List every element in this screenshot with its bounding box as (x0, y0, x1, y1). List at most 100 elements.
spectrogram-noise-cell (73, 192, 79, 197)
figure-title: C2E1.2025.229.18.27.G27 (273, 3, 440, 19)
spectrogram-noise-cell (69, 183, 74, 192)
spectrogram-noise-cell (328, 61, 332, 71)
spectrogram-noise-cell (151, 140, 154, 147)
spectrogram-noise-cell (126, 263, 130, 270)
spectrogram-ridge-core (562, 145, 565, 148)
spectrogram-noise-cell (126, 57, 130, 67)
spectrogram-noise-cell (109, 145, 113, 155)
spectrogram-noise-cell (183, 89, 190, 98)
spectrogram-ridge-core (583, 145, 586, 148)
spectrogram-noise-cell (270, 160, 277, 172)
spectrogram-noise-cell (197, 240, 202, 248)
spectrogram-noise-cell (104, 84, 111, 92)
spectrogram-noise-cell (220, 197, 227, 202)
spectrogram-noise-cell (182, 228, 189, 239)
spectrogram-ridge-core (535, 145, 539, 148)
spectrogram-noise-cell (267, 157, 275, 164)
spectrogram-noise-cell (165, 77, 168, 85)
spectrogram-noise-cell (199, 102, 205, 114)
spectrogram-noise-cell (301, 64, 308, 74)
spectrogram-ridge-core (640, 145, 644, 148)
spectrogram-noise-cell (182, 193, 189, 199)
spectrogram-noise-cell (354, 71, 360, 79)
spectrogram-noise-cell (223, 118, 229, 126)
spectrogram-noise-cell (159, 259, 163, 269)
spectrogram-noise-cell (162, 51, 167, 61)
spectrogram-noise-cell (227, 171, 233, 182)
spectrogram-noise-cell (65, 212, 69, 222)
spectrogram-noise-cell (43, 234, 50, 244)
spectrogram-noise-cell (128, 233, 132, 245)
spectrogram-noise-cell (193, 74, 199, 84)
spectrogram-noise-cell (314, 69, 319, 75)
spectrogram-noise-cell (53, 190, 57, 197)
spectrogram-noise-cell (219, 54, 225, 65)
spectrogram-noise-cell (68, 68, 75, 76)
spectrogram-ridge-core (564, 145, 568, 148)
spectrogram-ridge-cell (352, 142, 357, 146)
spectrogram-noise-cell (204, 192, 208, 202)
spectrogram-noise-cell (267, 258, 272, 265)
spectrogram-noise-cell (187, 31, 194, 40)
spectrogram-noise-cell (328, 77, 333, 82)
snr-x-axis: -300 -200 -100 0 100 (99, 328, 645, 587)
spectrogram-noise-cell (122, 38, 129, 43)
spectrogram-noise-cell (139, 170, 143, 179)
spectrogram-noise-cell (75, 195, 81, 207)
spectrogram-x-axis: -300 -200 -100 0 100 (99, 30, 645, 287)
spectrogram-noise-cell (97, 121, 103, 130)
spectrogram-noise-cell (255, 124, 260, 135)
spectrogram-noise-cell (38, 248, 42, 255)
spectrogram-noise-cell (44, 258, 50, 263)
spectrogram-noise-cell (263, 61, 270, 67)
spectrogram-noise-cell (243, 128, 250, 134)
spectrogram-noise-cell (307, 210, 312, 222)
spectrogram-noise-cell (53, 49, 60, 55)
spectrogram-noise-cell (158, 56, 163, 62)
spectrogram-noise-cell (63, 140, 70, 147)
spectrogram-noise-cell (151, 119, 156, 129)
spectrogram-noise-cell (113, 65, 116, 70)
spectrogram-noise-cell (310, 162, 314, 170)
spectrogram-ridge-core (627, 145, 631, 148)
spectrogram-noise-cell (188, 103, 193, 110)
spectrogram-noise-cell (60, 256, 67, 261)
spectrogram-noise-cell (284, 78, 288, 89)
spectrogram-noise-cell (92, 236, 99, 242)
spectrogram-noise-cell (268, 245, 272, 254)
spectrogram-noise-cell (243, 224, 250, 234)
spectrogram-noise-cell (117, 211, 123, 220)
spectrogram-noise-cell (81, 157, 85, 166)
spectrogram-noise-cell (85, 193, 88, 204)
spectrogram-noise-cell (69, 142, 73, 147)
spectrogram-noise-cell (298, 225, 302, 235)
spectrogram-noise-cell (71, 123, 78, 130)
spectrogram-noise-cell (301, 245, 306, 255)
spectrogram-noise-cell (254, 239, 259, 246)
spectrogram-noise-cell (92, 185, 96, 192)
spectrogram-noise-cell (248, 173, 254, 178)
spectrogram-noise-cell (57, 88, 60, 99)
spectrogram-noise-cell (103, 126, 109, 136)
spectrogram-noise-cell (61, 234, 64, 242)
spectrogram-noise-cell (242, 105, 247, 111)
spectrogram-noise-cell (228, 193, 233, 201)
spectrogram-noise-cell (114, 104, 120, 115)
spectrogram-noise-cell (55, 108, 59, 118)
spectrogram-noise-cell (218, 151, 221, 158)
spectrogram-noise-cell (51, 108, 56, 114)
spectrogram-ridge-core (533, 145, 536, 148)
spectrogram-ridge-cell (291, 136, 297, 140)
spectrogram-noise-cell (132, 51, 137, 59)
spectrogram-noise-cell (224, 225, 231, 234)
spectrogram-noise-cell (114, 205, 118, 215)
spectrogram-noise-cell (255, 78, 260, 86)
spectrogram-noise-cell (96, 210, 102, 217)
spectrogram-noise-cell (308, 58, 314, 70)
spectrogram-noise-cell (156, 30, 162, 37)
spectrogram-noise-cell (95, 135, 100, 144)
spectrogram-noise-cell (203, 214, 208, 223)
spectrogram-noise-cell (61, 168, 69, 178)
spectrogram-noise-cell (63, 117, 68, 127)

_Directions:_ Copy the records above verbatim, starting with their first line and going on through the line that contains "spectrogram-noise-cell (270, 160, 277, 172)", with that line included.

_Output below:_
List every element in this screenshot with its bounding box as (x0, y0, x1, y1). List at most 100 elements.
spectrogram-noise-cell (73, 192, 79, 197)
figure-title: C2E1.2025.229.18.27.G27 (273, 3, 440, 19)
spectrogram-noise-cell (69, 183, 74, 192)
spectrogram-noise-cell (328, 61, 332, 71)
spectrogram-noise-cell (151, 140, 154, 147)
spectrogram-noise-cell (126, 263, 130, 270)
spectrogram-ridge-core (562, 145, 565, 148)
spectrogram-noise-cell (126, 57, 130, 67)
spectrogram-noise-cell (109, 145, 113, 155)
spectrogram-noise-cell (183, 89, 190, 98)
spectrogram-ridge-core (583, 145, 586, 148)
spectrogram-noise-cell (270, 160, 277, 172)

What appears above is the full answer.